**Exercise task:** Give the data again, word for word.

:: Data excerpts

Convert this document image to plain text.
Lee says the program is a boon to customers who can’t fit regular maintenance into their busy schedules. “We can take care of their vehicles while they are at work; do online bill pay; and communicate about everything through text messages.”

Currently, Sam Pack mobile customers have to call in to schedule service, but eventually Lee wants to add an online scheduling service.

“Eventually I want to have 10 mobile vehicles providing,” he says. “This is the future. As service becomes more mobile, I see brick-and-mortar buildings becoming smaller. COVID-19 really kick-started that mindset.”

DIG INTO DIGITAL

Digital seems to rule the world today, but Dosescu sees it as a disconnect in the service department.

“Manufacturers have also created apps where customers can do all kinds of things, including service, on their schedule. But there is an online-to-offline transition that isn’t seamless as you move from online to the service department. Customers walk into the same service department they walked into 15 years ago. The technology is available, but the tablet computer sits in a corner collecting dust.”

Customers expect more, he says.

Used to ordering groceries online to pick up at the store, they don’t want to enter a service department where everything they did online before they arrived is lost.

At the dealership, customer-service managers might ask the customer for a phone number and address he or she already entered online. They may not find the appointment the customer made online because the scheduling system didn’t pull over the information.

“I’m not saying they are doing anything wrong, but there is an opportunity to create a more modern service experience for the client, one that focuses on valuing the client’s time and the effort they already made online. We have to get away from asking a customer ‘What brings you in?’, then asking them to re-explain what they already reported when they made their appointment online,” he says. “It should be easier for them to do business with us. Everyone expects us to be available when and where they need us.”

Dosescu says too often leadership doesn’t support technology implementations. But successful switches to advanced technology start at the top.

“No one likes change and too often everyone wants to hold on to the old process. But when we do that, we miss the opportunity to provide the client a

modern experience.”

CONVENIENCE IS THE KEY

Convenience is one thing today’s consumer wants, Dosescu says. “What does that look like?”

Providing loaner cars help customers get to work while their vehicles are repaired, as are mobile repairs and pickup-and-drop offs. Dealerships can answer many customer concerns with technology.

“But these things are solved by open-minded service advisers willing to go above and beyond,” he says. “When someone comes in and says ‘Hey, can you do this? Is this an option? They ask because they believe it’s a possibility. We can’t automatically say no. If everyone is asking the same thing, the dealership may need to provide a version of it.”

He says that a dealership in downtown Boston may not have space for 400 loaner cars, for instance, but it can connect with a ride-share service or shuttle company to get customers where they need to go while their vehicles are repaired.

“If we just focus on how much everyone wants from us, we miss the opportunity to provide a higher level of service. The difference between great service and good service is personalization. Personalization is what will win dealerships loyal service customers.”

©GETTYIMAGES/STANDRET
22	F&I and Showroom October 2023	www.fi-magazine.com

::::

**Result below:**
Convert this document image to plain text.
Lee says the program is a boon to customers who can’t fit regular maintenance into their busy schedules. “We can take care of their vehicles while they are at work; do online bill pay; and communicate about everything through text messages.”

Currently, Sam Pack mobile customers have to call in to schedule service, but eventually Lee wants to add an online scheduling service.

“Eventually I want to have 10 mobile vehicles providing,” he says. “This is the future. As service becomes more mobile, I see brick-and-mortar buildings becoming smaller. COVID-19 really kick-started that mindset.”

DIG INTO DIGITAL

Digital seems to rule the world today, but Dosescu sees it as a disconnect in the service department.

“Manufacturers have also created apps where customers can do all kinds of things, including service, on their schedule. But there is an online-to-offline transition that isn’t seamless as you move from online to the service department. Customers walk into the same service department they walked into 15 years ago. The technology is available, but the tablet computer sits in a corner collecting dust.”

Customers expect more, he says.

Used to ordering groceries online to pick up at the store, they don’t want to enter a service department where everything they did online before they arrived is lost.

At the dealership, customer-service managers might ask the customer for a phone number and address he or she already entered online. They may not find the appointment the customer made online because the scheduling system didn’t pull over the information.

“I’m not saying they are doing anything wrong, but there is an opportunity to create a more modern service experience for the client, one that focuses on valuing the client’s time and the effort they already made online. We have to get away from asking a customer ‘What brings you in?’, then asking them to re-explain what they already reported when they made their appointment online,” he says. “It should be easier for them to do business with us. Everyone expects us to be available when and where they need us.”

Dosescu says too often leadership doesn’t support technology implementations. But successful switches to advanced technology start at the top.

“No one likes change and too often everyone wants to hold on to the old process. But when we do that, we miss the opportunity to provide the client a

modern experience.”

CONVENIENCE IS THE KEY

Convenience is one thing today’s consumer wants, Dosescu says. “What does that look like?”

Providing loaner cars help customers get to work while their vehicles are repaired, as are mobile repairs and pickup-and-drop offs. Dealerships can answer many customer concerns with technology.

“But these things are solved by open-minded service advisers willing to go above and beyond,” he says. “When someone comes in and says ‘Hey, can you do this? Is this an option? They ask because they believe it’s a possibility. We can’t automatically say no. If everyone is asking the same thing, the dealership may need to provide a version of it.”

He says that a dealership in downtown Boston may not have space for 400 loaner cars, for instance, but it can connect with a ride-share service or shuttle company to get customers where they need to go while their vehicles are repaired.

“If we just focus on how much everyone wants from us, we miss the opportunity to provide a higher level of service. The difference between great service and good service is personalization. Personalization is what will win dealerships loyal service customers.”

©GETTYIMAGES/STANDRET
22	F&I and Showroom October 2023	www.fi-magazine.com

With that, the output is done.